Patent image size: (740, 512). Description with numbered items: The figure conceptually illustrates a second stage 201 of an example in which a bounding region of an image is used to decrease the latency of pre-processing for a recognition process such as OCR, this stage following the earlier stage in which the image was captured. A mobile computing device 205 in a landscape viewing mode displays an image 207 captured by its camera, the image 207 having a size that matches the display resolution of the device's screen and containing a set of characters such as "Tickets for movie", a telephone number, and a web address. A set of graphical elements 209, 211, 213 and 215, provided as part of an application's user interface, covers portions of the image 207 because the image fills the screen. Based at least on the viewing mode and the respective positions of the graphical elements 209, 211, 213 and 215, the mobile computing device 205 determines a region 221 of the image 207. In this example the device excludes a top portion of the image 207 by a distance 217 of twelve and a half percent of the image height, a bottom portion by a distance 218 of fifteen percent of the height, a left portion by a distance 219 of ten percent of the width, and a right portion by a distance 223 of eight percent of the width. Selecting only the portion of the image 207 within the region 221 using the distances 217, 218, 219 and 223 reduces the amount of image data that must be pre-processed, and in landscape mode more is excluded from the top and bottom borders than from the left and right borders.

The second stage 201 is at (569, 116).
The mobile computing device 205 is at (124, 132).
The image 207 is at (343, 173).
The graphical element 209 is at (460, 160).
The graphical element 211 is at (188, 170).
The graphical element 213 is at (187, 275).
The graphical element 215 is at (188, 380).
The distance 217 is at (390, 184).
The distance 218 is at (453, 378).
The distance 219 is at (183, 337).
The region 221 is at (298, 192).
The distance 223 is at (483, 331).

:::::

_Problem to solve_
Reproduce the entries above, putting "delay" in place of "latency" and keeping everything else the same.

_Response to this task_
Patent image size: (740, 512). Description with numbered items: The figure conceptually illustrates a second stage 201 of an example in which a bounding region of an image is used to decrease the delay of pre-processing for a recognition process such as OCR, this stage following the earlier stage in which the image was captured. A mobile computing device 205 in a landscape viewing mode displays an image 207 captured by its camera, the image 207 having a size that matches the display resolution of the device's screen and containing a set of characters such as "Tickets for movie", a telephone number, and a web address. A set of graphical elements 209, 211, 213 and 215, provided as part of an application's user interface, covers portions of the image 207 because the image fills the screen. Based at least on the viewing mode and the respective positions of the graphical elements 209, 211, 213 and 215, the mobile computing device 205 determines a region 221 of the image 207. In this example the device excludes a top portion of the image 207 by a distance 217 of twelve and a half percent of the image height, a bottom portion by a distance 218 of fifteen percent of the height, a left portion by a distance 219 of ten percent of the width, and a right portion by a distance 223 of eight percent of the width. Selecting only the portion of the image 207 within the region 221 using the distances 217, 218, 219 and 223 reduces the amount of image data that must be pre-processed, and in landscape mode more is excluded from the top and bottom borders than from the left and right borders.

The second stage 201 is at (569, 116).
The mobile computing device 205 is at (124, 132).
The image 207 is at (343, 173).
The graphical element 209 is at (460, 160).
The graphical element 211 is at (188, 170).
The graphical element 213 is at (187, 275).
The graphical element 215 is at (188, 380).
The distance 217 is at (390, 184).
The distance 218 is at (453, 378).
The distance 219 is at (183, 337).
The region 221 is at (298, 192).
The distance 223 is at (483, 331).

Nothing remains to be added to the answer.